== Problem details ==
Gather every line from the entries below that includes "description".

== Records provided ==
== == ==
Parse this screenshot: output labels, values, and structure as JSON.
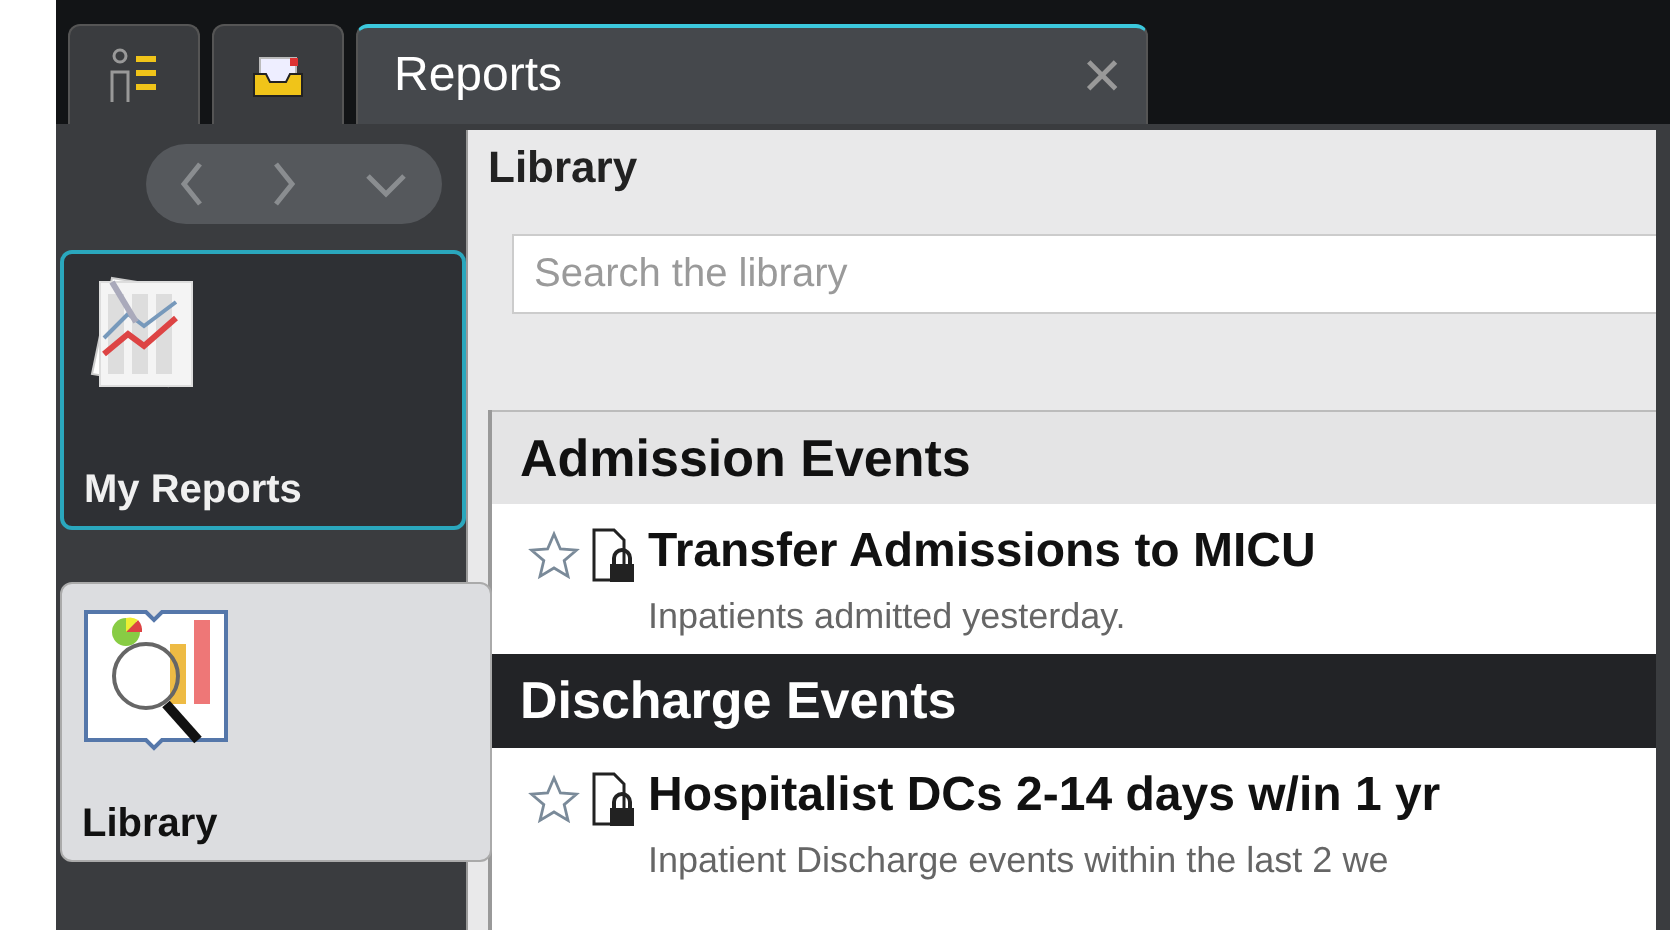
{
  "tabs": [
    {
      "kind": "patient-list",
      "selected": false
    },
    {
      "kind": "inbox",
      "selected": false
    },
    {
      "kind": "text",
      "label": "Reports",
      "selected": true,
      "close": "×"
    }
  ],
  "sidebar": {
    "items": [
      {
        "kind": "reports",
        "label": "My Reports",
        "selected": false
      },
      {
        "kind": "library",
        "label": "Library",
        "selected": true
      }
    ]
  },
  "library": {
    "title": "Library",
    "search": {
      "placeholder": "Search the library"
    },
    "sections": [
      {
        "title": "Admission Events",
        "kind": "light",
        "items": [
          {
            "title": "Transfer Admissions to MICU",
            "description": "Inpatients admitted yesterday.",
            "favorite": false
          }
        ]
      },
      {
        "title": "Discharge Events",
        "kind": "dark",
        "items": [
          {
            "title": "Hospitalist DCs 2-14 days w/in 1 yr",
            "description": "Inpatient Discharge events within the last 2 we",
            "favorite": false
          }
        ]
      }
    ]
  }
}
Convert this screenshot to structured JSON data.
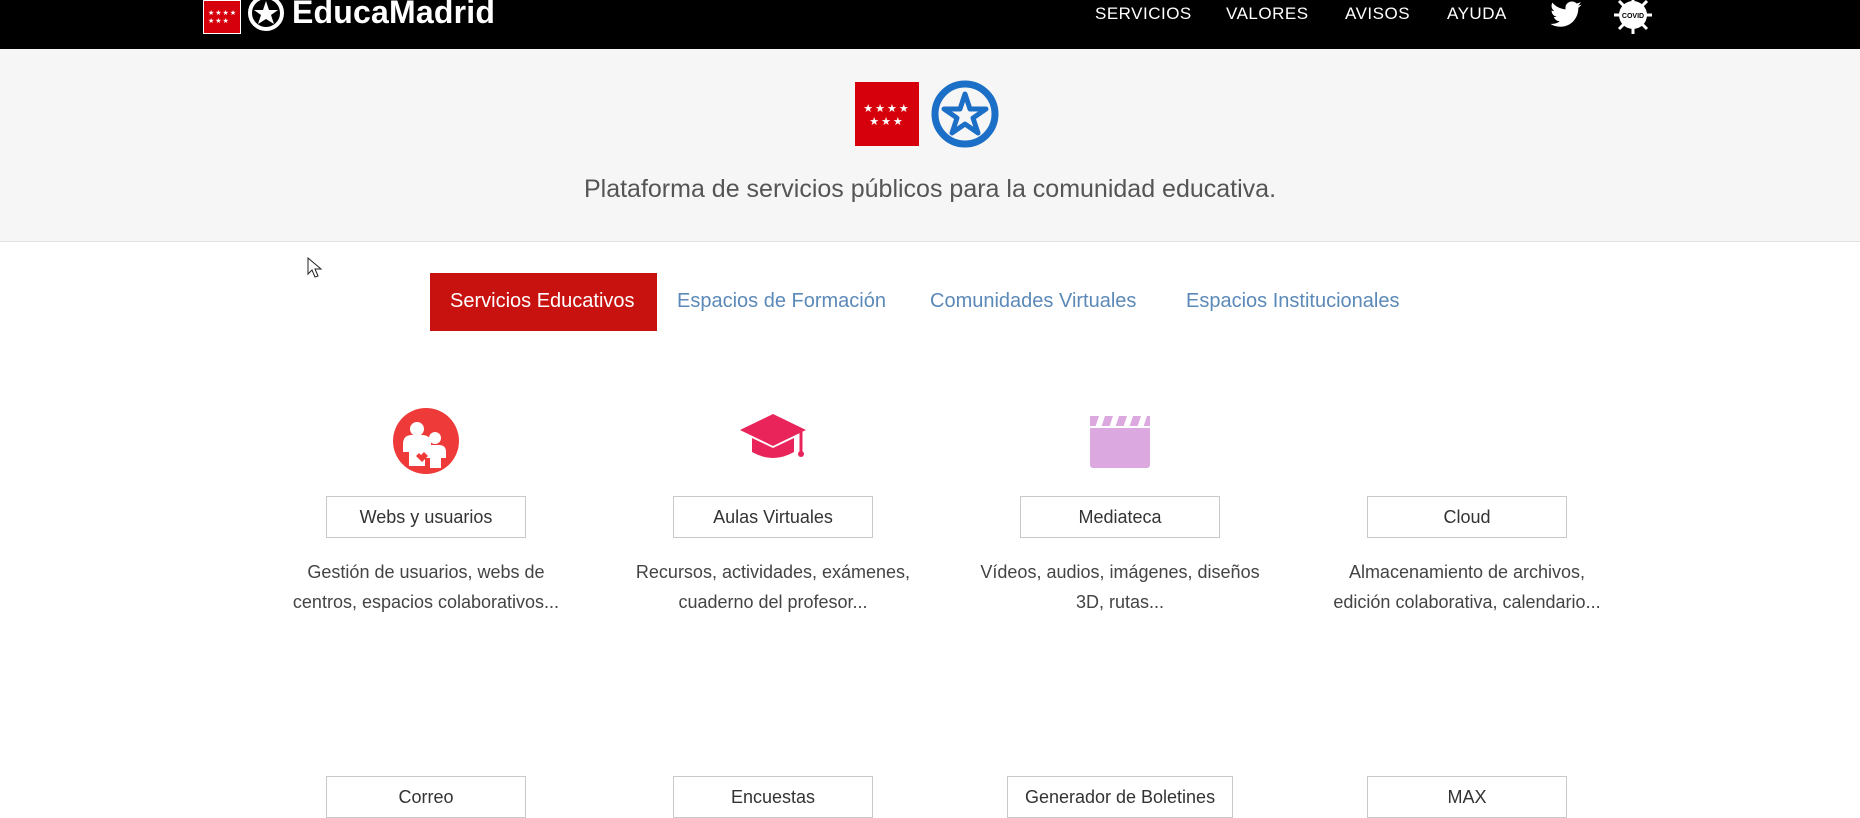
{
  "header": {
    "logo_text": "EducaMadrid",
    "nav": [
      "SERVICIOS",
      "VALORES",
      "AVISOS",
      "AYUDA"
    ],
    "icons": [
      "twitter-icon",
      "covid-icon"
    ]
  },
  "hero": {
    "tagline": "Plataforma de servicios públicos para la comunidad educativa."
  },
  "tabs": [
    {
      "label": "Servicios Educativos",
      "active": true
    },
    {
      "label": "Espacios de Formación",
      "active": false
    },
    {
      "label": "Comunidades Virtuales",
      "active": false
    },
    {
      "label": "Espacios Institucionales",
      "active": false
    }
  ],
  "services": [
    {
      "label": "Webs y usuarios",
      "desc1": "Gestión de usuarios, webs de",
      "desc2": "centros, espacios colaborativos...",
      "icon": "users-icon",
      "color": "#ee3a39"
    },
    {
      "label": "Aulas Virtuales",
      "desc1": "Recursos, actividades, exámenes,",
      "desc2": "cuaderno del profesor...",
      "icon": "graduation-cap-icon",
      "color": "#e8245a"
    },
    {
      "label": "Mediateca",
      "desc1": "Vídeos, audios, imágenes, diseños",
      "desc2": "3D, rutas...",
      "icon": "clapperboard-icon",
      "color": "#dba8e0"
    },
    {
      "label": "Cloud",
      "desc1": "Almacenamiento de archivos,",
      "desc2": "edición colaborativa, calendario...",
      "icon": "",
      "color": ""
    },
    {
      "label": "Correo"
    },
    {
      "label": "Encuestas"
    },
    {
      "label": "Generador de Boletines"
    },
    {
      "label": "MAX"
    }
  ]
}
== == ==
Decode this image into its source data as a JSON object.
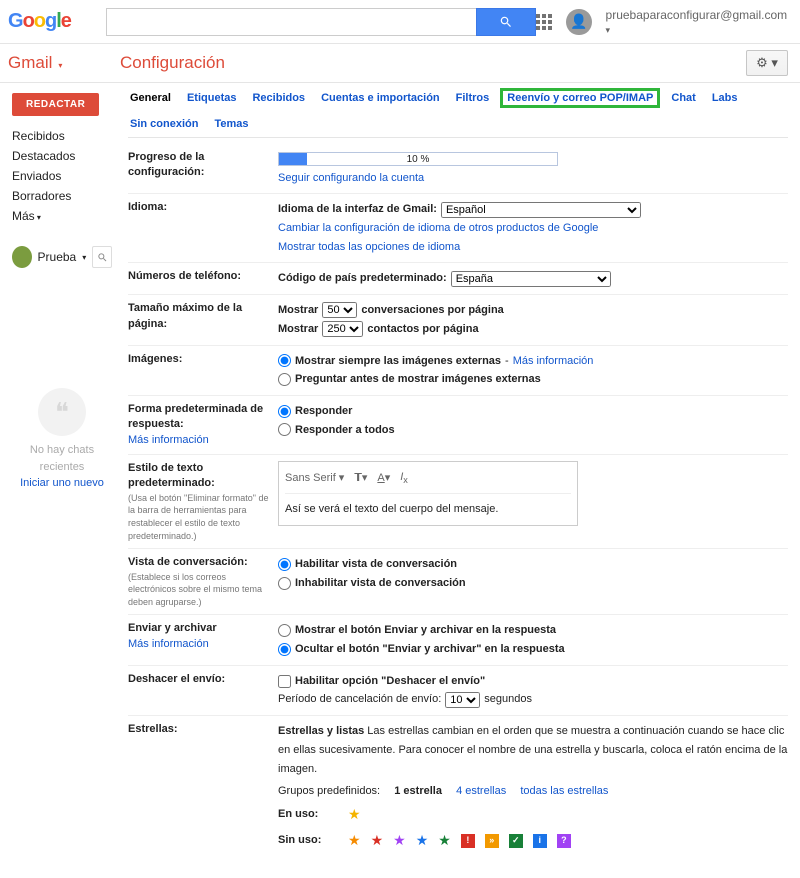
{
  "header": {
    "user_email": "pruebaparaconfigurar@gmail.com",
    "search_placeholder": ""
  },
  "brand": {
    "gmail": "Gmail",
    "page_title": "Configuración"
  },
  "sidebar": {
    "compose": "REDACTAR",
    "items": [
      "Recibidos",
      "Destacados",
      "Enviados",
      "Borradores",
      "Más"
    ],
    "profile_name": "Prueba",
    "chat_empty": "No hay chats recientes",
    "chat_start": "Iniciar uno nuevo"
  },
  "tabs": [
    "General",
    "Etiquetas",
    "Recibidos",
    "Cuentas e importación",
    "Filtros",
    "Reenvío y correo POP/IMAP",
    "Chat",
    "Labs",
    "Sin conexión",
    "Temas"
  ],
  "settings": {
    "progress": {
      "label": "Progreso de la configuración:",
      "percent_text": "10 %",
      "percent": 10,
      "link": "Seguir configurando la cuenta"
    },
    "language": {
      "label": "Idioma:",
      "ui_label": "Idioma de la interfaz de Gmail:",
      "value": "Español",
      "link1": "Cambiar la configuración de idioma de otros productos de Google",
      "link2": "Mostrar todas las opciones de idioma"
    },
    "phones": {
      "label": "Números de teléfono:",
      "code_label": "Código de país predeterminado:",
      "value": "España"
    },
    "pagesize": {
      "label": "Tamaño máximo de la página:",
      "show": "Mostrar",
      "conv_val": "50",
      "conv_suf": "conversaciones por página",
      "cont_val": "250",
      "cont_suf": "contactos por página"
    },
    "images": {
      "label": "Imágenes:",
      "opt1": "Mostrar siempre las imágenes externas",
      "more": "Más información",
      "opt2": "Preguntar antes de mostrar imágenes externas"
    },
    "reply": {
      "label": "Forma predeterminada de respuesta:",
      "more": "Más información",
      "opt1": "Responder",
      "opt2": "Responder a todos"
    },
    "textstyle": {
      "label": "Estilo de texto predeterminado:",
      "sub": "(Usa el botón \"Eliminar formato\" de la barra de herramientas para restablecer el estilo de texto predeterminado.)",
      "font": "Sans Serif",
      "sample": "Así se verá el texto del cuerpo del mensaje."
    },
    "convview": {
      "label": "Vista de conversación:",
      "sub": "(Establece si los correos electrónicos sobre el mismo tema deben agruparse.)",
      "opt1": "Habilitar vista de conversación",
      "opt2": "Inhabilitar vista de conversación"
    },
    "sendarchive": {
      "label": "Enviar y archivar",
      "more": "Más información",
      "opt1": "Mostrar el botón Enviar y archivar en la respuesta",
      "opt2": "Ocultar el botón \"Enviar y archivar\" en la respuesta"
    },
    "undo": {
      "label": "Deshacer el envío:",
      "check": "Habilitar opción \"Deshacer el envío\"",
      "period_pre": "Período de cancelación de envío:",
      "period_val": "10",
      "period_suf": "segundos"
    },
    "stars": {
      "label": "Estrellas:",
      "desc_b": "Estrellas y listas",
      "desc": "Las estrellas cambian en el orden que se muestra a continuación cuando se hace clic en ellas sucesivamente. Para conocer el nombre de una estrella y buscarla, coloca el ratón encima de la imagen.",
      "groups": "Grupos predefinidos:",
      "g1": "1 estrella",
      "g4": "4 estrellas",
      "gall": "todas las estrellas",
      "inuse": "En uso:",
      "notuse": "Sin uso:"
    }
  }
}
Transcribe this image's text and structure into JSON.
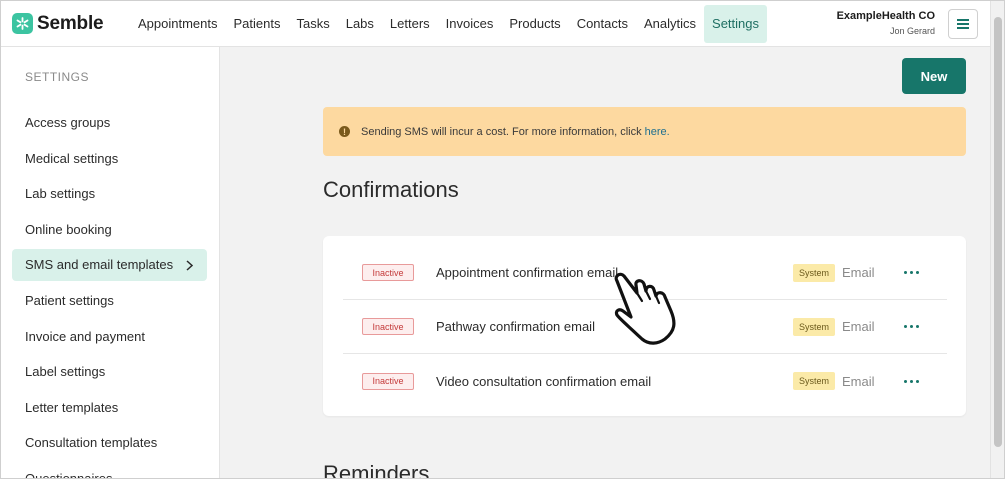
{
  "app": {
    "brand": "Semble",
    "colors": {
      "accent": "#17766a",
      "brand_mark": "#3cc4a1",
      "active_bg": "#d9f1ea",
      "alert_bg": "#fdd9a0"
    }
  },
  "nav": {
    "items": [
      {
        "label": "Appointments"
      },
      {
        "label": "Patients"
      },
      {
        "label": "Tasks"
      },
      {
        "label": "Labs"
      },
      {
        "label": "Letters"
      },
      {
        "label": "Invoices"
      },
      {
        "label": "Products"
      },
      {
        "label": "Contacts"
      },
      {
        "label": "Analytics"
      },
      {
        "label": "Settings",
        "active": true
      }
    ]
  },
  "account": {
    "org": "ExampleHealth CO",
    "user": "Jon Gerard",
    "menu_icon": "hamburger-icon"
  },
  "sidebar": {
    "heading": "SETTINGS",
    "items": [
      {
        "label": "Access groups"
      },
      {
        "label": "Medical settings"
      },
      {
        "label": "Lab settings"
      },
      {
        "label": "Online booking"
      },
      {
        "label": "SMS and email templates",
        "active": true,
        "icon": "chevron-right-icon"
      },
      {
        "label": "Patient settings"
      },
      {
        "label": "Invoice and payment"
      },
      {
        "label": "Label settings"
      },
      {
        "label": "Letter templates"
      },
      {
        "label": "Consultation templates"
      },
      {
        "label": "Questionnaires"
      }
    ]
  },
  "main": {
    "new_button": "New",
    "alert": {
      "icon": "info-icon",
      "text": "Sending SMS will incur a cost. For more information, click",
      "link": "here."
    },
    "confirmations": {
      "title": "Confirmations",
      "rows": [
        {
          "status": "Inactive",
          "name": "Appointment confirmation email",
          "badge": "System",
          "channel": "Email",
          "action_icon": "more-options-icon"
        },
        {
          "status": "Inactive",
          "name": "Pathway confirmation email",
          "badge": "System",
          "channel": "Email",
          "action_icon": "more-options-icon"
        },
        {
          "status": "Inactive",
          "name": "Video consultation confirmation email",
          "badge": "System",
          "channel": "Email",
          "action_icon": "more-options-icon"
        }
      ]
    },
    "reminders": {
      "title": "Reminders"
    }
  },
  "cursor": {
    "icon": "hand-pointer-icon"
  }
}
== == ==
== Written answer ==
            "description": "Inpatients admitted yesterday.",
            "description": "Inpatient Discharge events within the last 2 we",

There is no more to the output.